◆ **TO DO**
Collect each line of the records containing the string "shùn".

★ ★ ★ ★ ★ ★ ★

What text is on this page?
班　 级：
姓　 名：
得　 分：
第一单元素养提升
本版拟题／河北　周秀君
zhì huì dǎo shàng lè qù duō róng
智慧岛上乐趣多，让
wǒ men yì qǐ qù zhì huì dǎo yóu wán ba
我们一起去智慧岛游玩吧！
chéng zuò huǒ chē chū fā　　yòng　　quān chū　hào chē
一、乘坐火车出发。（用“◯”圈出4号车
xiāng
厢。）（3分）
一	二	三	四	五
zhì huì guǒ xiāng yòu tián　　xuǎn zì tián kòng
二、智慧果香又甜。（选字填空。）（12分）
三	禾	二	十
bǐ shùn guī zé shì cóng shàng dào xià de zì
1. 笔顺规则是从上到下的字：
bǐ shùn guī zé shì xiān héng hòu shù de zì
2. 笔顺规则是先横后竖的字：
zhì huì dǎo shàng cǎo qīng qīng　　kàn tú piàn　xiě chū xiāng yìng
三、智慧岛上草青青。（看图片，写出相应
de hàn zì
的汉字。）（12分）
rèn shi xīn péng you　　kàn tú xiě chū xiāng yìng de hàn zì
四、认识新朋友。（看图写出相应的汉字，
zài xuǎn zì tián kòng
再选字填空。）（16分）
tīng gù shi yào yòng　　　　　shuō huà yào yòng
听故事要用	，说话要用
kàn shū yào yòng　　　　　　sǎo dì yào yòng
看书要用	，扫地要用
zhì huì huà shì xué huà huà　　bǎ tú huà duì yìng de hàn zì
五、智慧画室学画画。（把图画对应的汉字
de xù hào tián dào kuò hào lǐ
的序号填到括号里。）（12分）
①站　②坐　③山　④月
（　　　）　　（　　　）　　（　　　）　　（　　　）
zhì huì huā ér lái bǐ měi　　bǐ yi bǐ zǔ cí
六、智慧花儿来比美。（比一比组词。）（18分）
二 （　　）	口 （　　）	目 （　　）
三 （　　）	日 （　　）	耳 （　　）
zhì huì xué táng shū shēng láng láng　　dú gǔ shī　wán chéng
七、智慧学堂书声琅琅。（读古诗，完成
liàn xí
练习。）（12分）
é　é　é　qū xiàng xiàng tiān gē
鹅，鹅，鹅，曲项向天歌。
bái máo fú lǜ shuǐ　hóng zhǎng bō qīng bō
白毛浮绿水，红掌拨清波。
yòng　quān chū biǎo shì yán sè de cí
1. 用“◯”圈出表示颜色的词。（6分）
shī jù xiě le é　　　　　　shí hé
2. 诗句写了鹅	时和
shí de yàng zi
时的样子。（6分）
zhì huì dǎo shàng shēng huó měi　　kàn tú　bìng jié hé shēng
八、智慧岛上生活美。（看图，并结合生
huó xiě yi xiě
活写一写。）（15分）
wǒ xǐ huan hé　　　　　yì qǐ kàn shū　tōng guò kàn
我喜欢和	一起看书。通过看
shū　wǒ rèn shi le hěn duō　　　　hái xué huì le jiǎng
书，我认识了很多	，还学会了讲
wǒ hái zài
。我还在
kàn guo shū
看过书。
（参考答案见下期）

★ ★ ★ ★ ★ ★ ★

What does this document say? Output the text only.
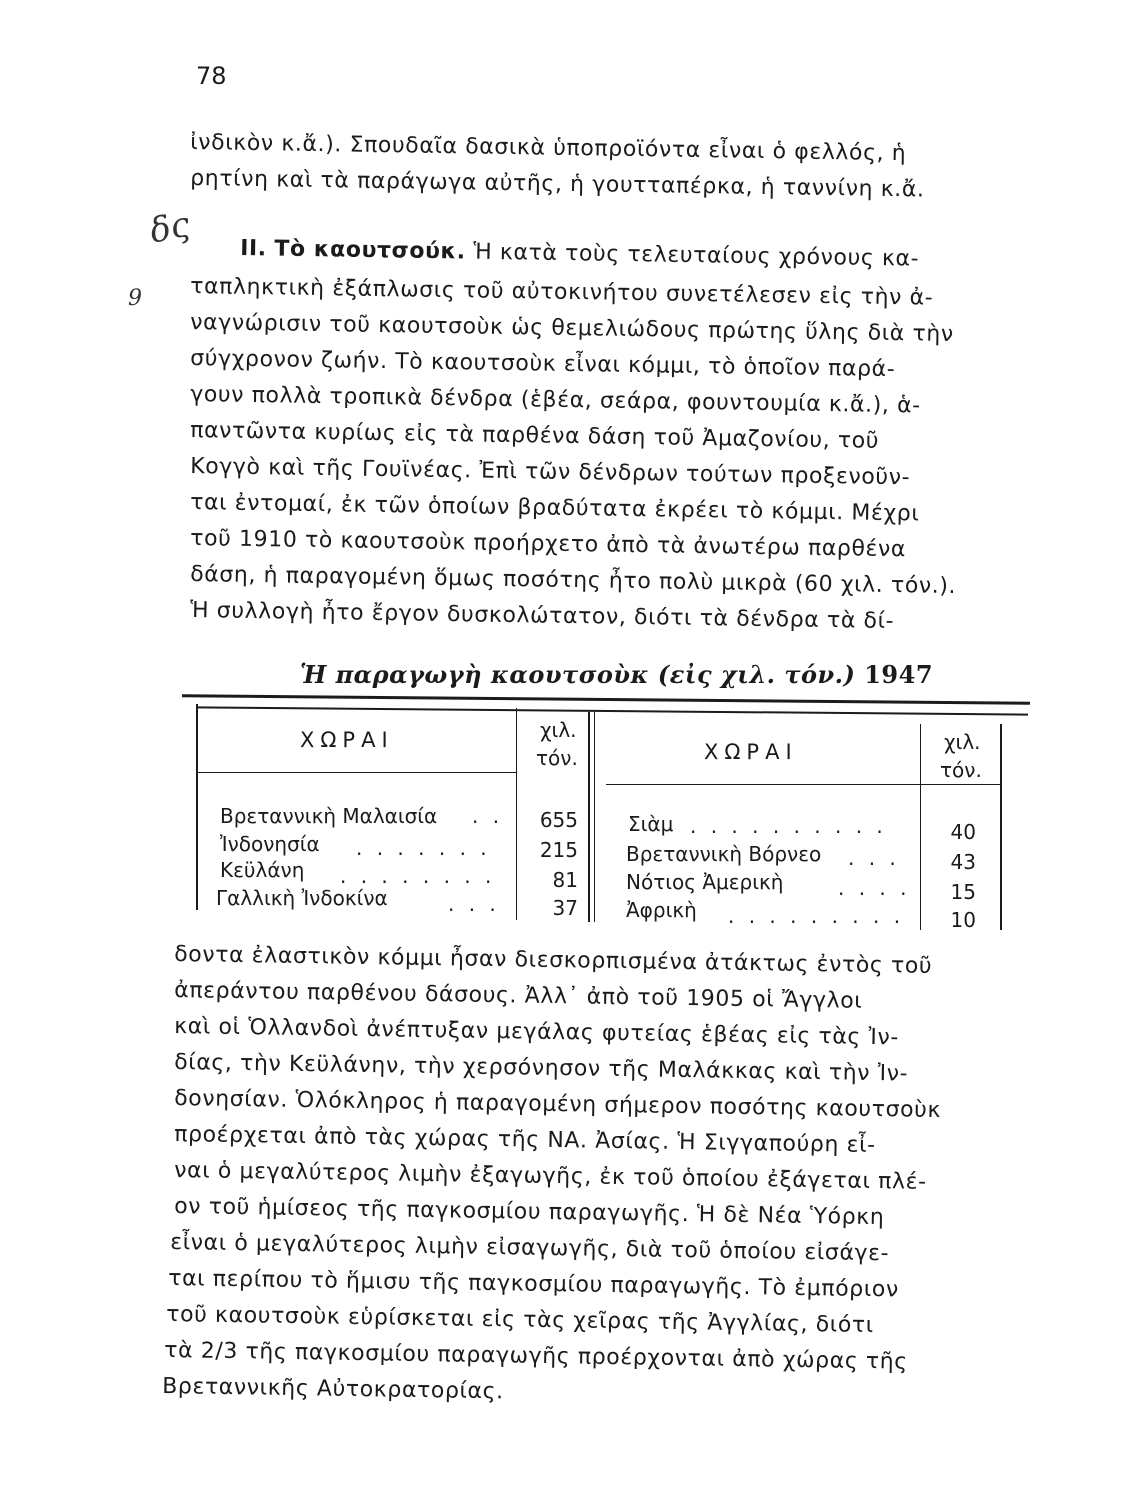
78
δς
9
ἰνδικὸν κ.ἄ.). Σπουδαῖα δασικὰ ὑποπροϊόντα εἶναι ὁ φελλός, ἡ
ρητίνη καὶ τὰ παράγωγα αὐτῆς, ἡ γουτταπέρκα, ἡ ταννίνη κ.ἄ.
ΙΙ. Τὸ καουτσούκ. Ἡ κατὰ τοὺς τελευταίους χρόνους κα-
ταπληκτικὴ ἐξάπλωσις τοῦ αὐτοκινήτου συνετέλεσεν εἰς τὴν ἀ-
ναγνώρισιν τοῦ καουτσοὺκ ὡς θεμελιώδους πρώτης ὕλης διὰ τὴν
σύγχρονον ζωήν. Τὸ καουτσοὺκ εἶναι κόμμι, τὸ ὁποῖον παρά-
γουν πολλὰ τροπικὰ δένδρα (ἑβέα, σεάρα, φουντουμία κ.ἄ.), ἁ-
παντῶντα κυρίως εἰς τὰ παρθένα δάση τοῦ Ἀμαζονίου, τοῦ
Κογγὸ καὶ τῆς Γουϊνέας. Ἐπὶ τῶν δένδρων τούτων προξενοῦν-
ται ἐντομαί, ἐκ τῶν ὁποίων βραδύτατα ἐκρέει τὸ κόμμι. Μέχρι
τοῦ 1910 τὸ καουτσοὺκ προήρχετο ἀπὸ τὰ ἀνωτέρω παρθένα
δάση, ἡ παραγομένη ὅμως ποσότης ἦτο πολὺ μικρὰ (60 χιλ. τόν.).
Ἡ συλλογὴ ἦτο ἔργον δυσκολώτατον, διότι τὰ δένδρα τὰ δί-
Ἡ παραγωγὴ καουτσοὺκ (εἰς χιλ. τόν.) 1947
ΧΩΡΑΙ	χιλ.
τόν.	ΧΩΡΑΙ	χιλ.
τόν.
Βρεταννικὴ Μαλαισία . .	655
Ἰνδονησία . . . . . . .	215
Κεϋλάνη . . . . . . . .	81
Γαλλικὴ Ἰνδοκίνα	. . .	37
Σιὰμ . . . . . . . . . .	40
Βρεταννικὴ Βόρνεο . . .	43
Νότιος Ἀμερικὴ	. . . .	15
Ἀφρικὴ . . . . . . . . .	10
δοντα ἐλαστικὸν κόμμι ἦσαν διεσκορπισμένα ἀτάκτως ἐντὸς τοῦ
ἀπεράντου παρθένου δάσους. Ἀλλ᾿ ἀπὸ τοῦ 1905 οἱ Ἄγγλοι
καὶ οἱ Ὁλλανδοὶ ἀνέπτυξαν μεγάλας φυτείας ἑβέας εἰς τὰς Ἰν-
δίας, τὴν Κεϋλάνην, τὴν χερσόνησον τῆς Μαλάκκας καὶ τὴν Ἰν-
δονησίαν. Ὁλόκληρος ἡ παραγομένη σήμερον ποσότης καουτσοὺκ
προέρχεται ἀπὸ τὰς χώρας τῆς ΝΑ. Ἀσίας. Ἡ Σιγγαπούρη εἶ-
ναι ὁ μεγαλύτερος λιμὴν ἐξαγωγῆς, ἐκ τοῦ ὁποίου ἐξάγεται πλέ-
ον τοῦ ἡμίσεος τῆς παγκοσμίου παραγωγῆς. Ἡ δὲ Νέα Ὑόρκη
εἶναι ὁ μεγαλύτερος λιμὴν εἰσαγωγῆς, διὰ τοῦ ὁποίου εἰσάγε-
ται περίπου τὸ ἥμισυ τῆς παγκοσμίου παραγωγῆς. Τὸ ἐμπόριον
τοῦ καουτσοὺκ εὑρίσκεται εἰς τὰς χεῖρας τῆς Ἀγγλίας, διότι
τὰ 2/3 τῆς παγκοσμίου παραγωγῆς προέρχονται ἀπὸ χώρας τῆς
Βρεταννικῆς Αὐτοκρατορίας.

★ ★ ★ ★ ★ ★ ★

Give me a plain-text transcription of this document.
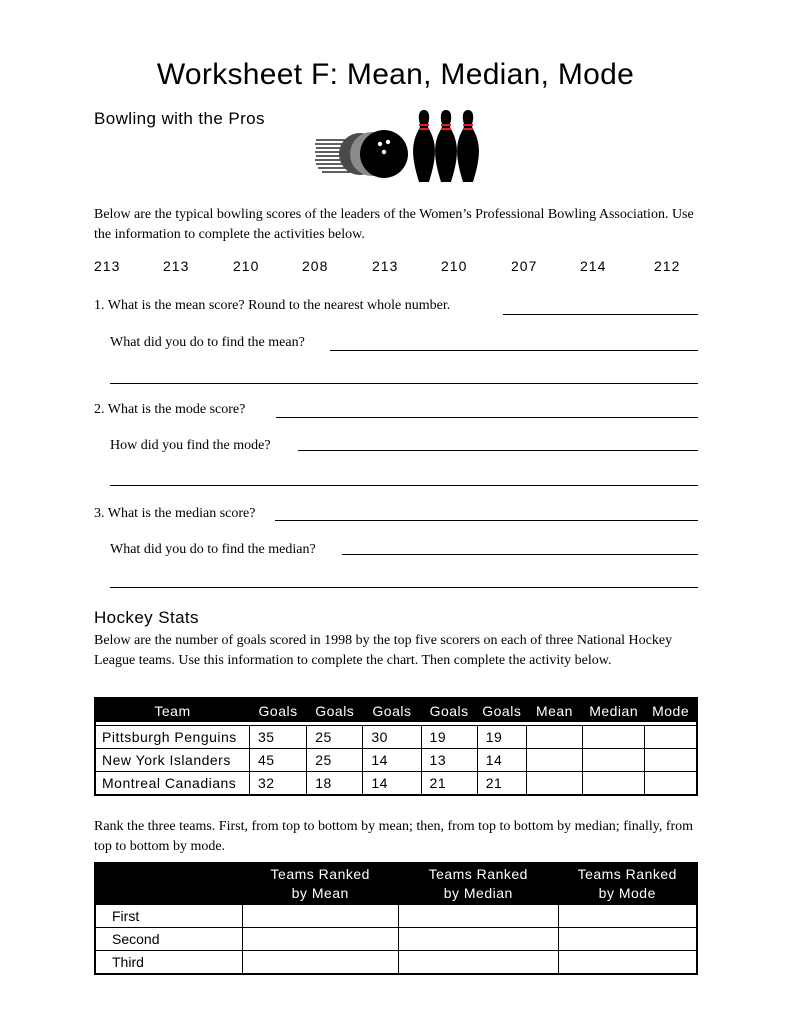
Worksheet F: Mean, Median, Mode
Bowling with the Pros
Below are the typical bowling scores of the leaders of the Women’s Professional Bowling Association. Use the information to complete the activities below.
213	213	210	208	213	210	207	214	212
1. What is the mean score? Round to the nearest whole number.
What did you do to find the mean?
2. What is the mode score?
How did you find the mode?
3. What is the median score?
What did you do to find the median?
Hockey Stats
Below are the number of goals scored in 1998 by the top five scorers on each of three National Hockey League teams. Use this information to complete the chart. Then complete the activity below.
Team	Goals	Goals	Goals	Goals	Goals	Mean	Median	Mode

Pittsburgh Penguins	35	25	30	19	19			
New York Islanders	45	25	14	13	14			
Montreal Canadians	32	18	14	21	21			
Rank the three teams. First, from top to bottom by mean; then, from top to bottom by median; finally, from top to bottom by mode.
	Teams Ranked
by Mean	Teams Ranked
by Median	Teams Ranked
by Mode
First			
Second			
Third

★ ★ ★ ★ ★ ★ ★

◆ **RESPONSE BELOW**
bǐ shùn guī zé shì cóng shàng dào xià de zì
bǐ shùn guī zé shì xiān héng hòu shù de zì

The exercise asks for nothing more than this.